What the task asks:
Below is a block of records: output all of them exactly and leave out the pictures.

Data lines:
- - -
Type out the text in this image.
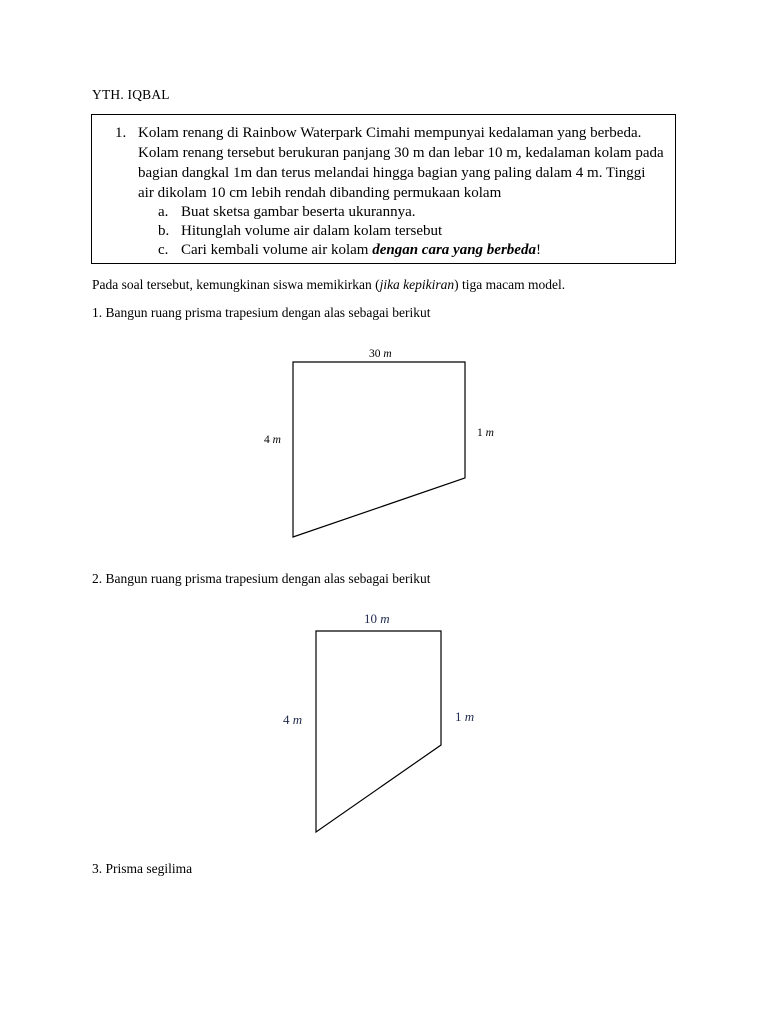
YTH. IQBAL
1. Kolam renang di Rainbow Waterpark Cimahi mempunyai kedalaman yang berbeda.
Kolam renang tersebut berukuran panjang 30 m dan lebar 10 m, kedalaman kolam pada
bagian dangkal 1m dan terus melandai hingga bagian yang paling dalam 4 m. Tinggi
air dikolam 10 cm lebih rendah dibanding permukaan kolam
a. Buat sketsa gambar beserta ukurannya.
b. Hitunglah volume air dalam kolam tersebut
c. Cari kembali volume air kolam dengan cara yang berbeda!
Pada soal tersebut, kemungkinan siswa memikirkan (jika kepikiran) tiga macam model.
1. Bangun ruang prisma trapesium dengan alas sebagai berikut
30 m
4 m
1 m
2. Bangun ruang prisma trapesium dengan alas sebagai berikut
10 m
4 m	1 m
3. Prisma segilima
- - -
The result:
Type out the text in this image.
YTH. IQBAL
1. Kolam renang di Rainbow Waterpark Cimahi mempunyai kedalaman yang berbeda.
Kolam renang tersebut berukuran panjang 30 m dan lebar 10 m, kedalaman kolam pada
bagian dangkal 1m dan terus melandai hingga bagian yang paling dalam 4 m. Tinggi
air dikolam 10 cm lebih rendah dibanding permukaan kolam
a. Buat sketsa gambar beserta ukurannya.
b. Hitunglah volume air dalam kolam tersebut
c. Cari kembali volume air kolam dengan cara yang berbeda!
Pada soal tersebut, kemungkinan siswa memikirkan (jika kepikiran) tiga macam model.
1. Bangun ruang prisma trapesium dengan alas sebagai berikut
30 m
4 m
1 m
2. Bangun ruang prisma trapesium dengan alas sebagai berikut
10 m
4 m	1 m
3. Prisma segilima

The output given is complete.